Work to complete
Each line containing the word "name" needs to be copied.

Available records
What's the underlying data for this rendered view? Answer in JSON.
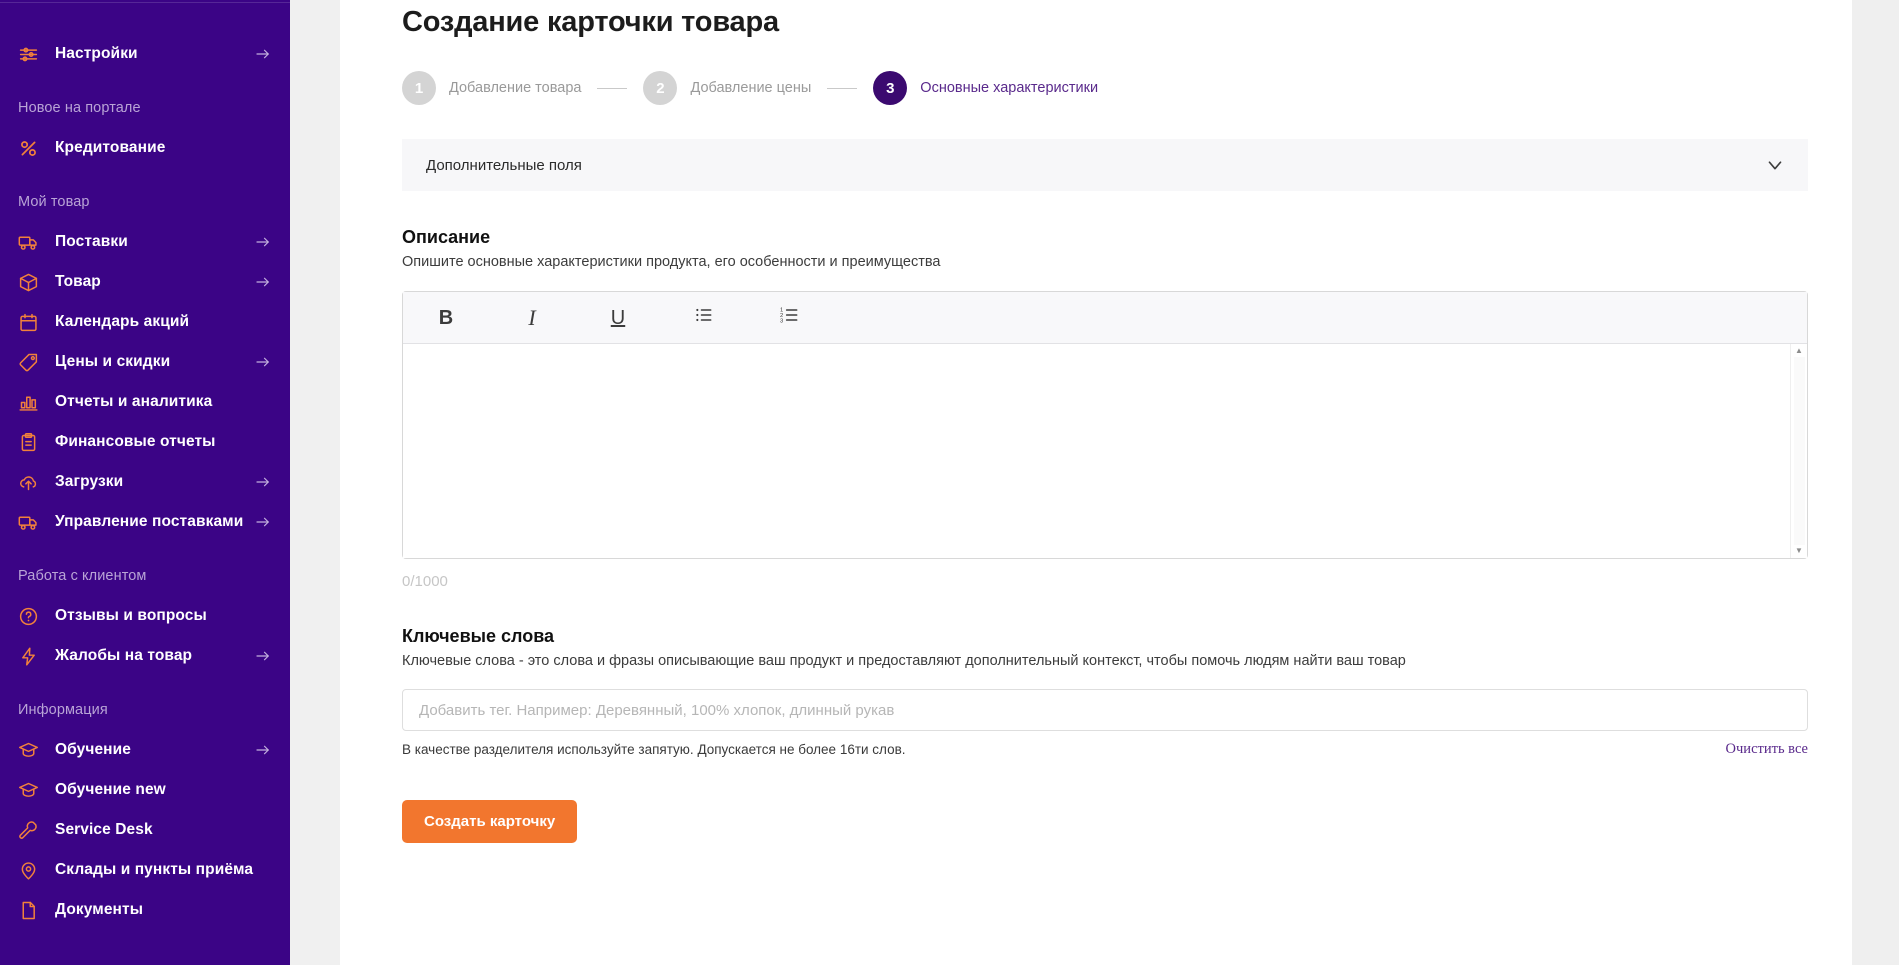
{
  "sidebar": {
    "groups": [
      {
        "title": "",
        "items": [
          {
            "label": "Настройки",
            "icon": "sliders-icon",
            "arrow": true
          }
        ]
      },
      {
        "title": "Новое на портале",
        "items": [
          {
            "label": "Кредитование",
            "icon": "percent-icon",
            "arrow": false
          }
        ]
      },
      {
        "title": "Мой товар",
        "items": [
          {
            "label": "Поставки",
            "icon": "truck-icon",
            "arrow": true
          },
          {
            "label": "Товар",
            "icon": "box-icon",
            "arrow": true
          },
          {
            "label": "Календарь акций",
            "icon": "calendar-icon",
            "arrow": false
          },
          {
            "label": "Цены и скидки",
            "icon": "tag-icon",
            "arrow": true
          },
          {
            "label": "Отчеты и аналитика",
            "icon": "bar-chart-icon",
            "arrow": false
          },
          {
            "label": "Финансовые отчеты",
            "icon": "clipboard-icon",
            "arrow": false
          },
          {
            "label": "Загрузки",
            "icon": "cloud-upload-icon",
            "arrow": true
          },
          {
            "label": "Управление поставками",
            "icon": "truck-icon",
            "arrow": true
          }
        ]
      },
      {
        "title": "Работа с клиентом",
        "items": [
          {
            "label": "Отзывы и вопросы",
            "icon": "question-circle-icon",
            "arrow": false
          },
          {
            "label": "Жалобы на товар",
            "icon": "bolt-icon",
            "arrow": true
          }
        ]
      },
      {
        "title": "Информация",
        "items": [
          {
            "label": "Обучение",
            "icon": "graduation-cap-icon",
            "arrow": true
          },
          {
            "label": "Обучение new",
            "icon": "graduation-cap-icon",
            "arrow": false
          },
          {
            "label": "Service Desk",
            "icon": "wrench-icon",
            "arrow": false
          },
          {
            "label": "Склады и пункты приёма",
            "icon": "map-pin-icon",
            "arrow": false
          },
          {
            "label": "Документы",
            "icon": "document-icon",
            "arrow": false
          }
        ]
      }
    ]
  },
  "page": {
    "title": "Создание карточки товара"
  },
  "steps": [
    {
      "number": "1",
      "label": "Добавление товара",
      "active": false
    },
    {
      "number": "2",
      "label": "Добавление цены",
      "active": false
    },
    {
      "number": "3",
      "label": "Основные характеристики",
      "active": true
    }
  ],
  "accordion": {
    "title": "Дополнительные поля"
  },
  "description": {
    "title": "Описание",
    "subtitle": "Опишите основные характеристики продукта, его особенности и преимущества",
    "toolbar": [
      {
        "name": "bold",
        "glyph": "B"
      },
      {
        "name": "italic",
        "glyph": "I"
      },
      {
        "name": "underline",
        "glyph": "U"
      },
      {
        "name": "bulleted-list",
        "glyph": ""
      },
      {
        "name": "numbered-list",
        "glyph": ""
      }
    ],
    "value": "",
    "placeholder": "",
    "counter": "0/1000"
  },
  "keywords": {
    "title": "Ключевые слова",
    "subtitle": "Ключевые слова - это слова и фразы описывающие ваш продукт и предоставляют дополнительный контекст, чтобы помочь людям найти ваш товар",
    "input_value": "",
    "input_placeholder": "Добавить тег. Например: Деревянный, 100% хлопок, длинный рукав",
    "hint": "В качестве разделителя используйте запятую. Допускается не более 16ти слов.",
    "clear_all": "Очистить все"
  },
  "submit": {
    "label": "Создать карточку"
  },
  "colors": {
    "sidebar_bg": "#3B0486",
    "sidebar_icon": "#F2813B",
    "accent_orange": "#F2762E",
    "step_active": "#3B0A70",
    "step_inactive": "#d4d4d4",
    "link_purple": "#5A2A8C"
  }
}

Final answer
        "name": "bold",
        "name": "italic",
        "name": "underline",
        "name": "bulleted-list",
        "name": "numbered-list",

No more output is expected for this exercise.